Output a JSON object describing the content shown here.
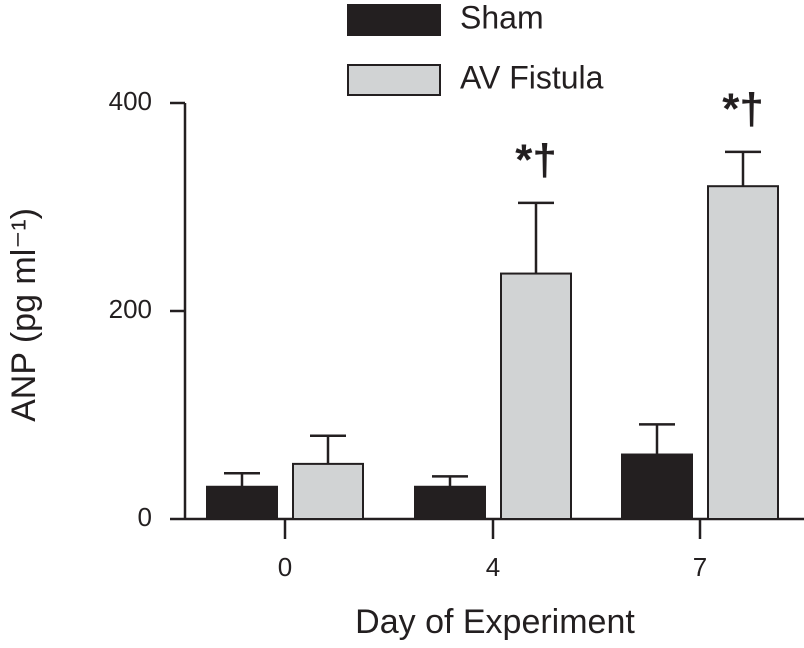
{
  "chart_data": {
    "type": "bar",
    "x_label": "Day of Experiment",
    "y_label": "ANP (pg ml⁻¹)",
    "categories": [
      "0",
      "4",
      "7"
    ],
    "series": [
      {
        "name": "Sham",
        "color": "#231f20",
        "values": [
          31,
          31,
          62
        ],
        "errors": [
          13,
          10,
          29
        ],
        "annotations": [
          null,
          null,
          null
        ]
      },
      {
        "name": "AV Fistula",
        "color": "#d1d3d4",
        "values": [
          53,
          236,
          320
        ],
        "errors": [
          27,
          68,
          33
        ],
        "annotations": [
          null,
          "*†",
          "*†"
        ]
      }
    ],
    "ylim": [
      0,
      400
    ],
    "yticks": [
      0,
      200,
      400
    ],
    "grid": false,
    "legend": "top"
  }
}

■ **GIVEN PROBLEM**
Give the data above again in full and unchanged, skipping the pictures.

■ **EXERCISE RESULT**
Output a JSON object describing the content shown here.
{
  "chart_data": {
    "type": "bar",
    "x_label": "Day of Experiment",
    "y_label": "ANP (pg ml⁻¹)",
    "categories": [
      "0",
      "4",
      "7"
    ],
    "series": [
      {
        "name": "Sham",
        "color": "#231f20",
        "values": [
          31,
          31,
          62
        ],
        "errors": [
          13,
          10,
          29
        ],
        "annotations": [
          null,
          null,
          null
        ]
      },
      {
        "name": "AV Fistula",
        "color": "#d1d3d4",
        "values": [
          53,
          236,
          320
        ],
        "errors": [
          27,
          68,
          33
        ],
        "annotations": [
          null,
          "*†",
          "*†"
        ]
      }
    ],
    "ylim": [
      0,
      400
    ],
    "yticks": [
      0,
      200,
      400
    ],
    "grid": false,
    "legend": "top"
  }
}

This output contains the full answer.